**EXERCISE AIM:** Rename "Polygon shape" to "Polygon" everywhere it appears in the records below, and reproduce every line with no other change.

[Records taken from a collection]

◆ ◆ ◆

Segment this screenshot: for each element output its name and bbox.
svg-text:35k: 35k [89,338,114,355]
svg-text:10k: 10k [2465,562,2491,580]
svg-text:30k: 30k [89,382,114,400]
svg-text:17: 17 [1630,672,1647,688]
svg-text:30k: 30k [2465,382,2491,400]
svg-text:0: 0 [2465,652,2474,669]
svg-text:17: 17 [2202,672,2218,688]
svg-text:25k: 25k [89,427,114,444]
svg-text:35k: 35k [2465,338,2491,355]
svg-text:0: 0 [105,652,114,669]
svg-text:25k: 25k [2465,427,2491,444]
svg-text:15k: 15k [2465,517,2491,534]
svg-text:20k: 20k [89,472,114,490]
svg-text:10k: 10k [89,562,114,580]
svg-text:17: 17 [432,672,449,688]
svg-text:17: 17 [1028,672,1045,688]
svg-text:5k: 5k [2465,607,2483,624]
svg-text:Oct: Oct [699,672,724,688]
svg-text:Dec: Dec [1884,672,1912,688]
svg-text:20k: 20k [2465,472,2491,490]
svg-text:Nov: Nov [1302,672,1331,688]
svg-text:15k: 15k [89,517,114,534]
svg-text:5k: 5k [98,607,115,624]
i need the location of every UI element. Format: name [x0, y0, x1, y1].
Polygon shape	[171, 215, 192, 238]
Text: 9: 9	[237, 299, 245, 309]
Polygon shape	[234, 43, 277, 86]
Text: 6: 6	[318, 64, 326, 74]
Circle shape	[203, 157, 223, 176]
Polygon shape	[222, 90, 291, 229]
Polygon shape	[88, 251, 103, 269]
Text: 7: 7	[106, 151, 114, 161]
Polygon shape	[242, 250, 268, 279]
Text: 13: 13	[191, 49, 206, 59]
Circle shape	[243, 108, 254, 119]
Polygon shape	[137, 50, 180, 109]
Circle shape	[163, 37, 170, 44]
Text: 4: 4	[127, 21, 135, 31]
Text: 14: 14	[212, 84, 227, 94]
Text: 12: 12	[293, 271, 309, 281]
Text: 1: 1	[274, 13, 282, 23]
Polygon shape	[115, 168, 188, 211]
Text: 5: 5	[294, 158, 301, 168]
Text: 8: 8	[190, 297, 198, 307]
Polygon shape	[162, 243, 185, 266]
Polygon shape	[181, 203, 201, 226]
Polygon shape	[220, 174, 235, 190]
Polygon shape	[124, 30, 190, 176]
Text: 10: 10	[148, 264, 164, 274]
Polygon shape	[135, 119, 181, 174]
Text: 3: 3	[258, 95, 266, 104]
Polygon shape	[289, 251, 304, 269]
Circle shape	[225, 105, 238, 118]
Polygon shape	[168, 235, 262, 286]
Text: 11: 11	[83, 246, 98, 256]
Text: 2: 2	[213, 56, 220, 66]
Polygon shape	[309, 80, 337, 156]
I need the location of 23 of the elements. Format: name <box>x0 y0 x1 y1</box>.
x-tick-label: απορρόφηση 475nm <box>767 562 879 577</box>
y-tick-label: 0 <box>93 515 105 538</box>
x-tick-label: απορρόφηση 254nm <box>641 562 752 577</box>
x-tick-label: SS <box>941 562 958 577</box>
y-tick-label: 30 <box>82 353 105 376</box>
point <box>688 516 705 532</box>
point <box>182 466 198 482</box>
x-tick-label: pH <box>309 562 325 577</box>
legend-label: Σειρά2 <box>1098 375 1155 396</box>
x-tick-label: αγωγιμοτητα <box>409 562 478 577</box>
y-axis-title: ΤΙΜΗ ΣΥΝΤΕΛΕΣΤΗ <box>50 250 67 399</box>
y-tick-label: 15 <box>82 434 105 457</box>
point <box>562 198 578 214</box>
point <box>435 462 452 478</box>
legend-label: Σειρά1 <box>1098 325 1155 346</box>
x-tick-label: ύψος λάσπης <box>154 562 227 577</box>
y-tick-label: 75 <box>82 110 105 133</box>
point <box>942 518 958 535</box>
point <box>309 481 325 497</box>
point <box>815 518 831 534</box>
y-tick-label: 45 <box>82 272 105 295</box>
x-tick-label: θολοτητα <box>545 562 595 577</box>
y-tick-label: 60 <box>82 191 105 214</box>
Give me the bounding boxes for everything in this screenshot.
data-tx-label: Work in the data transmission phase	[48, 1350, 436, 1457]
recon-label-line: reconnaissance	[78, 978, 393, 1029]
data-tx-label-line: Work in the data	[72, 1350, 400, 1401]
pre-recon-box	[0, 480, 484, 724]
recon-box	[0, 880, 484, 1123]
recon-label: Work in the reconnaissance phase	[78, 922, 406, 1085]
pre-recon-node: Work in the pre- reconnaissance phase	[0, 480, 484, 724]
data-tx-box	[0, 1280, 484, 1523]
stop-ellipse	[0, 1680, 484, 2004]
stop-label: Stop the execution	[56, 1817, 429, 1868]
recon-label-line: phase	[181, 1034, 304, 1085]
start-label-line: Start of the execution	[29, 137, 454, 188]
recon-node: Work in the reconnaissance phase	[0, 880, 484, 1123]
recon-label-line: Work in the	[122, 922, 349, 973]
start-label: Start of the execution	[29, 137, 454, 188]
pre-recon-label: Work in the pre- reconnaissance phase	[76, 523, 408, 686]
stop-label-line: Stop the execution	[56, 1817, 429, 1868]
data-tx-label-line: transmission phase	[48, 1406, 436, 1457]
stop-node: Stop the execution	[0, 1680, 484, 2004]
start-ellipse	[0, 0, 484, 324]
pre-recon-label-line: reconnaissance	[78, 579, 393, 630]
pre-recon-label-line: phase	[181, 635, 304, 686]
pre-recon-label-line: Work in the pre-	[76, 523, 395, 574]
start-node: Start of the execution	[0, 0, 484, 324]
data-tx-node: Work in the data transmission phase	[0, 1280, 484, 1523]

◆ ◆ ◆

**OUTPUT FOR THIS TASK:**
Segment this screenshot: for each element output its name and bbox.
svg-text:35k: 35k [89,338,114,355]
svg-text:10k: 10k [2465,562,2491,580]
svg-text:30k: 30k [89,382,114,400]
svg-text:17: 17 [1630,672,1647,688]
svg-text:30k: 30k [2465,382,2491,400]
svg-text:0: 0 [2465,652,2474,669]
svg-text:17: 17 [2202,672,2218,688]
svg-text:25k: 25k [89,427,114,444]
svg-text:35k: 35k [2465,338,2491,355]
svg-text:0: 0 [105,652,114,669]
svg-text:25k: 25k [2465,427,2491,444]
svg-text:15k: 15k [2465,517,2491,534]
svg-text:20k: 20k [89,472,114,490]
svg-text:10k: 10k [89,562,114,580]
svg-text:17: 17 [432,672,449,688]
svg-text:17: 17 [1028,672,1045,688]
svg-text:5k: 5k [2465,607,2483,624]
svg-text:Oct: Oct [699,672,724,688]
svg-text:Dec: Dec [1884,672,1912,688]
svg-text:20k: 20k [2465,472,2491,490]
svg-text:Nov: Nov [1302,672,1331,688]
svg-text:15k: 15k [89,517,114,534]
svg-text:5k: 5k [98,607,115,624]
i need the location of every UI element. Format: name [x0, y0, x1, y1].
Polygon	[171, 215, 192, 238]
Text: 9: 9	[237, 299, 245, 309]
Polygon	[234, 43, 277, 86]
Text: 6: 6	[318, 64, 326, 74]
Circle shape	[203, 157, 223, 176]
Polygon	[222, 90, 291, 229]
Polygon	[88, 251, 103, 269]
Text: 7: 7	[106, 151, 114, 161]
Polygon	[242, 250, 268, 279]
Text: 13: 13	[191, 49, 206, 59]
Circle shape	[243, 108, 254, 119]
Polygon	[137, 50, 180, 109]
Circle shape	[163, 37, 170, 44]
Text: 4: 4	[127, 21, 135, 31]
Text: 14: 14	[212, 84, 227, 94]
Text: 12: 12	[293, 271, 309, 281]
Text: 1: 1	[274, 13, 282, 23]
Polygon	[115, 168, 188, 211]
Text: 5: 5	[294, 158, 301, 168]
Text: 8: 8	[190, 297, 198, 307]
Polygon	[162, 243, 185, 266]
Polygon	[181, 203, 201, 226]
Polygon	[220, 174, 235, 190]
Polygon	[124, 30, 190, 176]
Text: 10: 10	[148, 264, 164, 274]
Polygon	[135, 119, 181, 174]
Text: 3: 3	[258, 95, 266, 104]
Polygon	[289, 251, 304, 269]
Circle shape	[225, 105, 238, 118]
Polygon	[168, 235, 262, 286]
Text: 11: 11	[83, 246, 98, 256]
Text: 2: 2	[213, 56, 220, 66]
Polygon	[309, 80, 337, 156]
I need the location of 23 of the elements. Format: name <box>x0 y0 x1 y1</box>.
x-tick-label: απορρόφηση 475nm <box>767 562 879 577</box>
y-tick-label: 0 <box>93 515 105 538</box>
x-tick-label: απορρόφηση 254nm <box>641 562 752 577</box>
x-tick-label: SS <box>941 562 958 577</box>
y-tick-label: 30 <box>82 353 105 376</box>
point <box>688 516 705 532</box>
point <box>182 466 198 482</box>
x-tick-label: pH <box>309 562 325 577</box>
legend-label: Σειρά2 <box>1098 375 1155 396</box>
x-tick-label: αγωγιμοτητα <box>409 562 478 577</box>
y-axis-title: ΤΙΜΗ ΣΥΝΤΕΛΕΣΤΗ <box>50 250 67 399</box>
y-tick-label: 15 <box>82 434 105 457</box>
point <box>562 198 578 214</box>
point <box>435 462 452 478</box>
legend-label: Σειρά1 <box>1098 325 1155 346</box>
x-tick-label: ύψος λάσπης <box>154 562 227 577</box>
y-tick-label: 75 <box>82 110 105 133</box>
point <box>942 518 958 535</box>
point <box>309 481 325 497</box>
point <box>815 518 831 534</box>
y-tick-label: 45 <box>82 272 105 295</box>
x-tick-label: θολοτητα <box>545 562 595 577</box>
y-tick-label: 60 <box>82 191 105 214</box>
Give me the bounding boxes for everything in this screenshot.
data-tx-label: Work in the data transmission phase	[48, 1350, 436, 1457]
recon-label-line: reconnaissance	[78, 978, 393, 1029]
data-tx-label-line: Work in the data	[72, 1350, 400, 1401]
pre-recon-box	[0, 480, 484, 724]
recon-box	[0, 880, 484, 1123]
recon-label: Work in the reconnaissance phase	[78, 922, 406, 1085]
pre-recon-node: Work in the pre- reconnaissance phase	[0, 480, 484, 724]
data-tx-box	[0, 1280, 484, 1523]
stop-ellipse	[0, 1680, 484, 2004]
stop-label: Stop the execution	[56, 1817, 429, 1868]
recon-label-line: phase	[181, 1034, 304, 1085]
start-label-line: Start of the execution	[29, 137, 454, 188]
recon-node: Work in the reconnaissance phase	[0, 880, 484, 1123]
recon-label-line: Work in the	[122, 922, 349, 973]
start-label: Start of the execution	[29, 137, 454, 188]
pre-recon-label: Work in the pre- reconnaissance phase	[76, 523, 408, 686]
stop-label-line: Stop the execution	[56, 1817, 429, 1868]
data-tx-label-line: transmission phase	[48, 1406, 436, 1457]
stop-node: Stop the execution	[0, 1680, 484, 2004]
start-ellipse	[0, 0, 484, 324]
pre-recon-label-line: reconnaissance	[78, 579, 393, 630]
pre-recon-label-line: phase	[181, 635, 304, 686]
pre-recon-label-line: Work in the pre-	[76, 523, 395, 574]
start-node: Start of the execution	[0, 0, 484, 324]
data-tx-node: Work in the data transmission phase	[0, 1280, 484, 1523]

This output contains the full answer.